Requirements:
Search the records for "with". Copy every line where it appears.

Records that describe figures:

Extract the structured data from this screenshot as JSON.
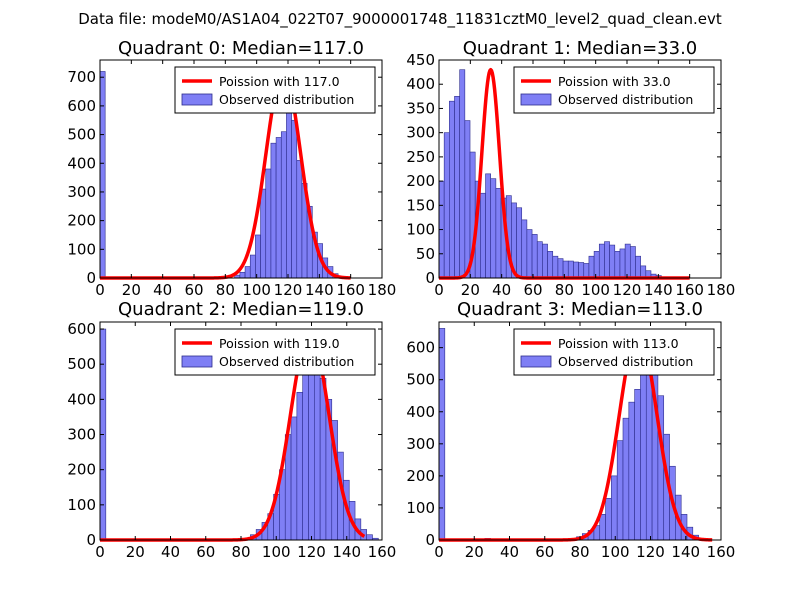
{
  "figure": {
    "title": "Data file: modeM0/AS1A04_022T07_9000001748_11831cztM0_level2_quad_clean.evt",
    "colors": {
      "bar_fill": "#7f7ff5",
      "bar_edge": "#2c2c8c",
      "curve": "#ff0000"
    }
  },
  "chart_data": [
    {
      "type": "bar",
      "title": "Quadrant 0: Median=117.0",
      "legend": [
        "Poission with 117.0",
        "Observed distribution"
      ],
      "legend_location": "top-right",
      "xlim": [
        0,
        180
      ],
      "ylim": [
        0,
        760
      ],
      "xticks": [
        0,
        20,
        40,
        60,
        80,
        100,
        120,
        140,
        160,
        180
      ],
      "yticks": [
        0,
        100,
        200,
        300,
        400,
        500,
        600,
        700
      ],
      "bin_width": 3.3,
      "bin_starts": [
        0,
        86,
        89.3,
        92.6,
        95.9,
        99.2,
        102.5,
        105.8,
        109.1,
        112.4,
        115.7,
        119,
        122.3,
        125.6,
        128.9,
        132.2,
        135.5,
        138.8,
        142.1,
        145.4,
        148.7
      ],
      "counts": [
        720,
        10,
        20,
        40,
        80,
        150,
        310,
        380,
        470,
        490,
        510,
        670,
        550,
        410,
        330,
        250,
        160,
        120,
        70,
        40,
        15
      ],
      "fit_mean": 117.0,
      "fit_peak": 720,
      "fit_sigma": 11.0,
      "fit_range": [
        0,
        160
      ]
    },
    {
      "type": "bar",
      "title": "Quadrant 1: Median=33.0",
      "legend": [
        "Poission with 33.0",
        "Observed distribution"
      ],
      "legend_location": "top-right",
      "xlim": [
        0,
        180
      ],
      "ylim": [
        0,
        450
      ],
      "xticks": [
        0,
        20,
        40,
        60,
        80,
        100,
        120,
        140,
        160,
        180
      ],
      "yticks": [
        0,
        50,
        100,
        150,
        200,
        250,
        300,
        350,
        400,
        450
      ],
      "bin_width": 3.3,
      "bin_starts": [
        0,
        3.3,
        6.6,
        9.9,
        13.2,
        16.5,
        19.8,
        23.1,
        26.4,
        29.7,
        33,
        36.3,
        39.6,
        42.9,
        46.2,
        49.5,
        52.8,
        56.1,
        59.4,
        62.7,
        66,
        69.3,
        72.6,
        75.9,
        79.2,
        82.5,
        85.8,
        89.1,
        92.4,
        95.7,
        99,
        102.3,
        105.6,
        108.9,
        112.2,
        115.5,
        118.8,
        122.1,
        125.4,
        128.7,
        132,
        135.3,
        138.6,
        141.9
      ],
      "counts": [
        200,
        300,
        365,
        375,
        430,
        325,
        260,
        200,
        175,
        215,
        205,
        185,
        165,
        170,
        155,
        145,
        120,
        100,
        90,
        75,
        70,
        55,
        45,
        40,
        35,
        35,
        33,
        32,
        30,
        45,
        55,
        70,
        75,
        68,
        55,
        60,
        70,
        65,
        45,
        25,
        15,
        8,
        5,
        2
      ],
      "fit_mean": 33.0,
      "fit_peak": 430,
      "fit_sigma": 5.6,
      "fit_range": [
        0,
        160
      ]
    },
    {
      "type": "bar",
      "title": "Quadrant 2: Median=119.0",
      "legend": [
        "Poission with 119.0",
        "Observed distribution"
      ],
      "legend_location": "top-right",
      "xlim": [
        0,
        160
      ],
      "ylim": [
        0,
        620
      ],
      "xticks": [
        0,
        20,
        40,
        60,
        80,
        100,
        120,
        140,
        160
      ],
      "yticks": [
        0,
        100,
        200,
        300,
        400,
        500,
        600
      ],
      "bin_width": 3.3,
      "bin_starts": [
        0,
        82,
        85.3,
        88.6,
        91.9,
        95.2,
        98.5,
        101.8,
        105.1,
        108.4,
        111.7,
        115,
        118.3,
        121.6,
        124.9,
        128.2,
        131.5,
        134.8,
        138.1,
        141.4,
        144.7,
        148,
        151.3,
        154.6
      ],
      "counts": [
        600,
        5,
        15,
        30,
        50,
        75,
        130,
        200,
        300,
        350,
        420,
        480,
        580,
        520,
        460,
        400,
        340,
        250,
        170,
        110,
        60,
        30,
        15,
        5
      ],
      "fit_mean": 119.0,
      "fit_peak": 590,
      "fit_sigma": 10.9,
      "fit_range": [
        0,
        150
      ]
    },
    {
      "type": "bar",
      "title": "Quadrant 3: Median=113.0",
      "legend": [
        "Poission with 113.0",
        "Observed distribution"
      ],
      "legend_location": "top-right",
      "xlim": [
        0,
        160
      ],
      "ylim": [
        0,
        680
      ],
      "xticks": [
        0,
        20,
        40,
        60,
        80,
        100,
        120,
        140,
        160
      ],
      "yticks": [
        0,
        100,
        200,
        300,
        400,
        500,
        600
      ],
      "bin_width": 3.3,
      "bin_starts": [
        0,
        26,
        78,
        81.3,
        84.6,
        87.9,
        91.2,
        94.5,
        97.8,
        101.1,
        104.4,
        107.7,
        111,
        114.3,
        117.6,
        120.9,
        124.2,
        127.5,
        130.8,
        134.1,
        137.4,
        140.7,
        144,
        147.3
      ],
      "counts": [
        660,
        5,
        10,
        20,
        30,
        45,
        80,
        130,
        200,
        310,
        380,
        430,
        470,
        520,
        650,
        560,
        450,
        330,
        230,
        140,
        80,
        40,
        15,
        5
      ],
      "fit_mean": 113.0,
      "fit_peak": 650,
      "fit_sigma": 10.6,
      "fit_range": [
        0,
        155
      ]
    }
  ]
}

The response:
        "Poission with 117.0",
        "Poission with 33.0",
        "Poission with 119.0",
        "Poission with 113.0",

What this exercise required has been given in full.